STATED EXERCISE -
Give the listing below again in full, exactly as written.

>> start

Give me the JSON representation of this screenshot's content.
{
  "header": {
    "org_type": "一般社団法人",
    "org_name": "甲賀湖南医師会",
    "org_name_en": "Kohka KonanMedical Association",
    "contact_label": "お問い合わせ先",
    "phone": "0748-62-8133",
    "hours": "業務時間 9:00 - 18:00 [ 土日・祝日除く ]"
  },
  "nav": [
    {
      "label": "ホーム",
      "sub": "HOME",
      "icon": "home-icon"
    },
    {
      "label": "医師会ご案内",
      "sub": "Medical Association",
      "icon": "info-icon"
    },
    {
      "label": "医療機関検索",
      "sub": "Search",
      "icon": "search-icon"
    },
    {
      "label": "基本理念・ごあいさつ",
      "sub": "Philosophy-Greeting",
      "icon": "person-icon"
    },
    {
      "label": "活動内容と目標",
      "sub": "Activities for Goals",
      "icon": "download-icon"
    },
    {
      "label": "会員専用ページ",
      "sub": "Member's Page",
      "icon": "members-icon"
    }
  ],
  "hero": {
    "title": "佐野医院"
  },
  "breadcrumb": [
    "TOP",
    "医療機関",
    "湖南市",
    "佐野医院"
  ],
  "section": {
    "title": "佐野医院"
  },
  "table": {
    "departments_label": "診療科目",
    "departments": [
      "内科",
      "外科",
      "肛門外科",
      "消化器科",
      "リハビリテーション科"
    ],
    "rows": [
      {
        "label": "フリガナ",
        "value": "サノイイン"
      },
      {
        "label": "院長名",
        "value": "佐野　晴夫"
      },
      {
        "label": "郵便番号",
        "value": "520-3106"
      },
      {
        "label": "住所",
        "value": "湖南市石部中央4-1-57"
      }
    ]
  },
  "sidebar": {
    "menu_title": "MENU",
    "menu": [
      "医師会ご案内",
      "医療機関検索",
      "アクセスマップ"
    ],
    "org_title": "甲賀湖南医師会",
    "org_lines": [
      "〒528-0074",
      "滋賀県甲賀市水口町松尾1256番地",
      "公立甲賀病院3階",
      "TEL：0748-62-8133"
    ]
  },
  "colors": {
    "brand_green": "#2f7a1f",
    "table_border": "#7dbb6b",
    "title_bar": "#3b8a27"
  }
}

>> end

ANSWER TO THE EXERCISE -
Give me the JSON representation of this screenshot's content.
{
  "header": {
    "org_type": "一般社団法人",
    "org_name": "甲賀湖南医師会",
    "org_name_en": "Kohka KonanMedical Association",
    "contact_label": "お問い合わせ先",
    "phone": "0748-62-8133",
    "hours": "業務時間 9:00 - 18:00 [ 土日・祝日除く ]"
  },
  "nav": [
    {
      "label": "ホーム",
      "sub": "HOME",
      "icon": "home-icon"
    },
    {
      "label": "医師会ご案内",
      "sub": "Medical Association",
      "icon": "info-icon"
    },
    {
      "label": "医療機関検索",
      "sub": "Search",
      "icon": "search-icon"
    },
    {
      "label": "基本理念・ごあいさつ",
      "sub": "Philosophy-Greeting",
      "icon": "person-icon"
    },
    {
      "label": "活動内容と目標",
      "sub": "Activities for Goals",
      "icon": "download-icon"
    },
    {
      "label": "会員専用ページ",
      "sub": "Member's Page",
      "icon": "members-icon"
    }
  ],
  "hero": {
    "title": "佐野医院"
  },
  "breadcrumb": [
    "TOP",
    "医療機関",
    "湖南市",
    "佐野医院"
  ],
  "section": {
    "title": "佐野医院"
  },
  "table": {
    "departments_label": "診療科目",
    "departments": [
      "内科",
      "外科",
      "肛門外科",
      "消化器科",
      "リハビリテーション科"
    ],
    "rows": [
      {
        "label": "フリガナ",
        "value": "サノイイン"
      },
      {
        "label": "院長名",
        "value": "佐野　晴夫"
      },
      {
        "label": "郵便番号",
        "value": "520-3106"
      },
      {
        "label": "住所",
        "value": "湖南市石部中央4-1-57"
      }
    ]
  },
  "sidebar": {
    "menu_title": "MENU",
    "menu": [
      "医師会ご案内",
      "医療機関検索",
      "アクセスマップ"
    ],
    "org_title": "甲賀湖南医師会",
    "org_lines": [
      "〒528-0074",
      "滋賀県甲賀市水口町松尾1256番地",
      "公立甲賀病院3階",
      "TEL：0748-62-8133"
    ]
  },
  "colors": {
    "brand_green": "#2f7a1f",
    "table_border": "#7dbb6b",
    "title_bar": "#3b8a27"
  }
}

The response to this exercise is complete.